TASK REQUIREMENTS: Return the listing below unchanged, minus its pictures.

[Dataset records on visual material]

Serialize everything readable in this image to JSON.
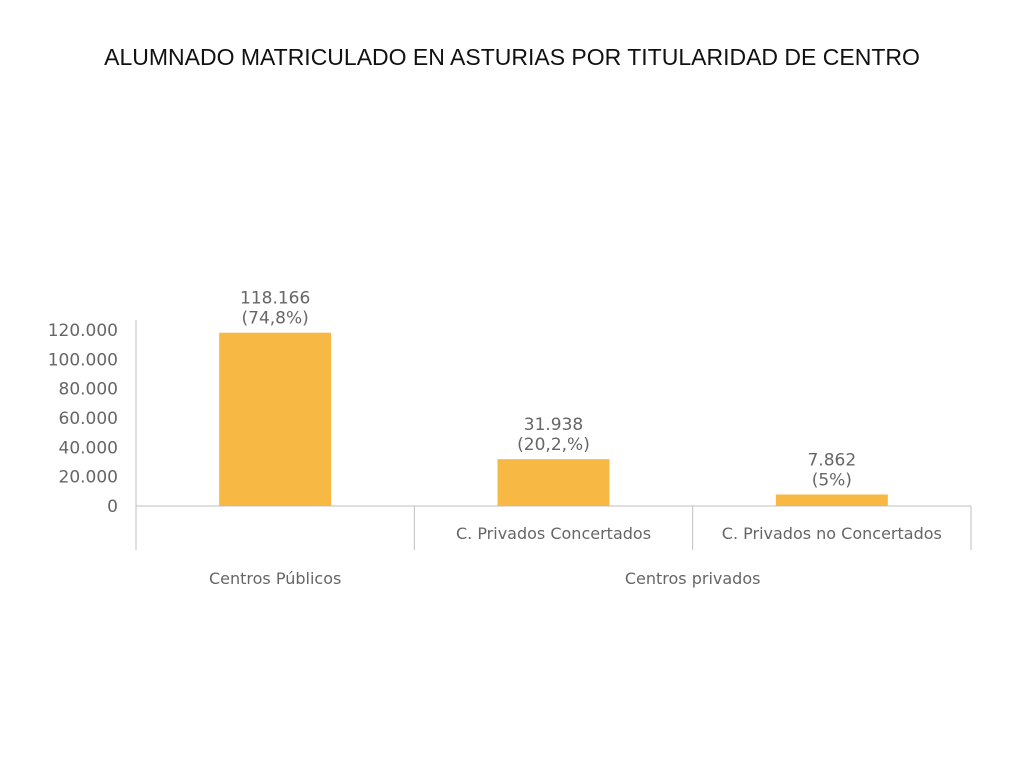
{
  "title": "ALUMNADO MATRICULADO EN ASTURIAS POR TITULARIDAD DE CENTRO",
  "chart_data": {
    "type": "bar",
    "categories": [
      "",
      "C. Privados Concertados",
      "C. Privados no Concertados"
    ],
    "groups": [
      {
        "label": "Centros Públicos",
        "categories": [
          ""
        ]
      },
      {
        "label": "Centros privados",
        "categories": [
          "C. Privados Concertados",
          "C. Privados no Concertados"
        ]
      }
    ],
    "values": [
      118166,
      31938,
      7862
    ],
    "value_labels": [
      "118.166",
      "31.938",
      "7.862"
    ],
    "percent_labels": [
      "(74,8%)",
      "(20,2,%)",
      "(5%)"
    ],
    "yticks": [
      0,
      20000,
      40000,
      60000,
      80000,
      100000,
      120000
    ],
    "ytick_labels": [
      "0",
      "20.000",
      "40.000",
      "60.000",
      "80.000",
      "100.000",
      "120.000"
    ],
    "ylim": [
      0,
      120000
    ],
    "xlabel": "",
    "ylabel": "",
    "grid": false,
    "bar_color": "#F7B944",
    "axis_color": "#bfbfbf",
    "text_color": "#666666"
  }
}
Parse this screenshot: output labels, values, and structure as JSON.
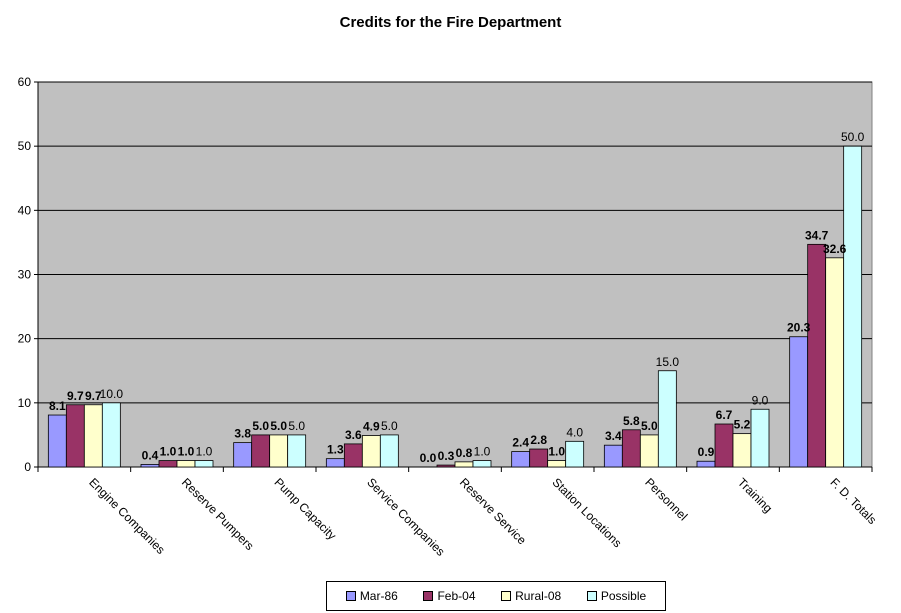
{
  "chart_data": {
    "type": "bar",
    "title": "Credits for the Fire Department",
    "xlabel": "",
    "ylabel": "",
    "ylim": [
      0,
      60
    ],
    "yticks": [
      0,
      10,
      20,
      30,
      40,
      50,
      60
    ],
    "grid": true,
    "legend_position": "bottom",
    "plot_background": "#C0C0C0",
    "categories": [
      "Engine Companies",
      "Reserve Pumpers",
      "Pump Capacity",
      "Service Companies",
      "Reserve Service",
      "Station Locations",
      "Personnel",
      "Training",
      "F. D. Totals"
    ],
    "series": [
      {
        "name": "Mar-86",
        "color": "#9999FF",
        "values": [
          8.1,
          0.4,
          3.8,
          1.3,
          0.0,
          2.4,
          3.4,
          0.9,
          20.3
        ],
        "labels": [
          "8.1",
          "0.4",
          "3.8",
          "1.3",
          "0.0",
          "2.4",
          "3.4",
          "0.9",
          "20.3"
        ]
      },
      {
        "name": "Feb-04",
        "color": "#993366",
        "values": [
          9.7,
          1.0,
          5.0,
          3.6,
          0.3,
          2.8,
          5.8,
          6.7,
          34.7
        ],
        "labels": [
          "9.7",
          "1.0",
          "5.0",
          "3.6",
          "0.3",
          "2.8",
          "5.8",
          "6.7",
          "34.7"
        ]
      },
      {
        "name": "Rural-08",
        "color": "#FFFFCC",
        "values": [
          9.7,
          1.0,
          5.0,
          4.9,
          0.8,
          1.0,
          5.0,
          5.2,
          32.6
        ],
        "labels": [
          "9.7",
          "1.0",
          "5.0",
          "4.9",
          "0.8",
          "1.0",
          "5.0",
          "5.2",
          "32.6"
        ]
      },
      {
        "name": "Possible",
        "color": "#CCFFFF",
        "values": [
          10.0,
          1.0,
          5.0,
          5.0,
          1.0,
          4.0,
          15.0,
          9.0,
          50.0
        ],
        "labels": [
          "10.0",
          "1.0",
          "5.0",
          "5.0",
          "1.0",
          "4.0",
          "15.0",
          "9.0",
          "50.0"
        ]
      }
    ]
  }
}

WRITTEN RESPONSE:
Serialize everything readable in this image to JSON.
{
  "title": "ALUMNADO MATRICULADO EN ASTURIAS POR TITULARIDAD DE CENTRO",
  "chart_data": {
    "type": "bar",
    "categories": [
      "",
      "C. Privados Concertados",
      "C. Privados no Concertados"
    ],
    "groups": [
      {
        "label": "Centros Públicos",
        "categories": [
          ""
        ]
      },
      {
        "label": "Centros privados",
        "categories": [
          "C. Privados Concertados",
          "C. Privados no Concertados"
        ]
      }
    ],
    "values": [
      118166,
      31938,
      7862
    ],
    "value_labels": [
      "118.166",
      "31.938",
      "7.862"
    ],
    "percent_labels": [
      "(74,8%)",
      "(20,2,%)",
      "(5%)"
    ],
    "yticks": [
      0,
      20000,
      40000,
      60000,
      80000,
      100000,
      120000
    ],
    "ytick_labels": [
      "0",
      "20.000",
      "40.000",
      "60.000",
      "80.000",
      "100.000",
      "120.000"
    ],
    "ylim": [
      0,
      120000
    ],
    "xlabel": "",
    "ylabel": "",
    "grid": false,
    "bar_color": "#F7B944",
    "axis_color": "#bfbfbf",
    "text_color": "#666666"
  }
}
Parse this screenshot: output labels, values, and structure as JSON.
{
  "chart_data": {
    "type": "bar",
    "title": "Credits for the Fire Department",
    "xlabel": "",
    "ylabel": "",
    "ylim": [
      0,
      60
    ],
    "yticks": [
      0,
      10,
      20,
      30,
      40,
      50,
      60
    ],
    "grid": true,
    "legend_position": "bottom",
    "plot_background": "#C0C0C0",
    "categories": [
      "Engine Companies",
      "Reserve Pumpers",
      "Pump Capacity",
      "Service Companies",
      "Reserve Service",
      "Station Locations",
      "Personnel",
      "Training",
      "F. D. Totals"
    ],
    "series": [
      {
        "name": "Mar-86",
        "color": "#9999FF",
        "values": [
          8.1,
          0.4,
          3.8,
          1.3,
          0.0,
          2.4,
          3.4,
          0.9,
          20.3
        ],
        "labels": [
          "8.1",
          "0.4",
          "3.8",
          "1.3",
          "0.0",
          "2.4",
          "3.4",
          "0.9",
          "20.3"
        ]
      },
      {
        "name": "Feb-04",
        "color": "#993366",
        "values": [
          9.7,
          1.0,
          5.0,
          3.6,
          0.3,
          2.8,
          5.8,
          6.7,
          34.7
        ],
        "labels": [
          "9.7",
          "1.0",
          "5.0",
          "3.6",
          "0.3",
          "2.8",
          "5.8",
          "6.7",
          "34.7"
        ]
      },
      {
        "name": "Rural-08",
        "color": "#FFFFCC",
        "values": [
          9.7,
          1.0,
          5.0,
          4.9,
          0.8,
          1.0,
          5.0,
          5.2,
          32.6
        ],
        "labels": [
          "9.7",
          "1.0",
          "5.0",
          "4.9",
          "0.8",
          "1.0",
          "5.0",
          "5.2",
          "32.6"
        ]
      },
      {
        "name": "Possible",
        "color": "#CCFFFF",
        "values": [
          10.0,
          1.0,
          5.0,
          5.0,
          1.0,
          4.0,
          15.0,
          9.0,
          50.0
        ],
        "labels": [
          "10.0",
          "1.0",
          "5.0",
          "5.0",
          "1.0",
          "4.0",
          "15.0",
          "9.0",
          "50.0"
        ]
      }
    ]
  }
}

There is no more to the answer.